Latihan:
Sajikan setiap baris data di bawah ini sebagai daftar bernomor, tanpa menyertakan baris kosong.

Data Masukan:

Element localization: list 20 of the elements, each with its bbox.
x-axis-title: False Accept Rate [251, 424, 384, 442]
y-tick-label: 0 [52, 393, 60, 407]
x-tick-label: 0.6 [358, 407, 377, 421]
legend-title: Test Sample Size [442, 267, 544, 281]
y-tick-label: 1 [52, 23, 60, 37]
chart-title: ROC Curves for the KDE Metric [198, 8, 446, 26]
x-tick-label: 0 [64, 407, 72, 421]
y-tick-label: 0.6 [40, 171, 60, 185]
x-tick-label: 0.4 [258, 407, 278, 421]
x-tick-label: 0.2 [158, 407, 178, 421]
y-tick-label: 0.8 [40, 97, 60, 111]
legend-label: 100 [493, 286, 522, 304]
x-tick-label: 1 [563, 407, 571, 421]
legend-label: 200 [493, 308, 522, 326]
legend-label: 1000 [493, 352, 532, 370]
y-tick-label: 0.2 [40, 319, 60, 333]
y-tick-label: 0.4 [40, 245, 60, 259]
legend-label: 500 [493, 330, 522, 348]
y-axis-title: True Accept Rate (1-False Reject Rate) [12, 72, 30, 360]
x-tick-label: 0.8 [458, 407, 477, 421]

Jawaban Lengkap:
1. Element localization: list 20 of the elements, each with its bbox.
2. x-axis-title: False Accept Rate [251, 424, 384, 442]
3. y-tick-label: 0 [52, 393, 60, 407]
4. x-tick-label: 0.6 [358, 407, 377, 421]
5. legend-title: Test Sample Size [442, 267, 544, 281]
6. y-tick-label: 1 [52, 23, 60, 37]
7. chart-title: ROC Curves for the KDE Metric [198, 8, 446, 26]
8. x-tick-label: 0 [64, 407, 72, 421]
9. y-tick-label: 0.6 [40, 171, 60, 185]
10. x-tick-label: 0.4 [258, 407, 278, 421]
11. x-tick-label: 0.2 [158, 407, 178, 421]
12. y-tick-label: 0.8 [40, 97, 60, 111]
13. legend-label: 100 [493, 286, 522, 304]
14. x-tick-label: 1 [563, 407, 571, 421]
15. legend-label: 200 [493, 308, 522, 326]
16. legend-label: 1000 [493, 352, 532, 370]
17. y-tick-label: 0.2 [40, 319, 60, 333]
18. y-tick-label: 0.4 [40, 245, 60, 259]
19. legend-label: 500 [493, 330, 522, 348]
20. y-axis-title: True Accept Rate (1-False Reject Rate) [12, 72, 30, 360]
21. x-tick-label: 0.8 [458, 407, 477, 421]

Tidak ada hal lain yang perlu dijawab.